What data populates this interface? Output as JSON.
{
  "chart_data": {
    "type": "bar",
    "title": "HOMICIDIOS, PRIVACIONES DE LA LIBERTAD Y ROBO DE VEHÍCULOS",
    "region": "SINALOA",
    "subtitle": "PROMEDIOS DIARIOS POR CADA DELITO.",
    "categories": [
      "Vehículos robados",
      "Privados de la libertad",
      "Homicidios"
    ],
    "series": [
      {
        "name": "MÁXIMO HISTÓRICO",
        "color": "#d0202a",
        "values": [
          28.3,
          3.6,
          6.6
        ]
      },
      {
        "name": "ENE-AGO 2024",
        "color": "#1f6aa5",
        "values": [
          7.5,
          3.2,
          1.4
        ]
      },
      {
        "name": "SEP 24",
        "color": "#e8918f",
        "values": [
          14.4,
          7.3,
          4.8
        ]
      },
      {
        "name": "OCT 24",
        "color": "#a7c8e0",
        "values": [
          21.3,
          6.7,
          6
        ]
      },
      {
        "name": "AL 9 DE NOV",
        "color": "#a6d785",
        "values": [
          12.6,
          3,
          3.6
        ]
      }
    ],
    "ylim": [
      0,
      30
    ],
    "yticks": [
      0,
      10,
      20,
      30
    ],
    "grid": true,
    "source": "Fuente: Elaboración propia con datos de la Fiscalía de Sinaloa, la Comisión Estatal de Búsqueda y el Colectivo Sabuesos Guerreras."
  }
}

================

● **Required task**: In the records above, find each line holding "color" and copy it.

● **The reply**:
        "color": "#d0202a",
        "color": "#1f6aa5",
        "color": "#e8918f",
        "color": "#a7c8e0",
        "color": "#a6d785",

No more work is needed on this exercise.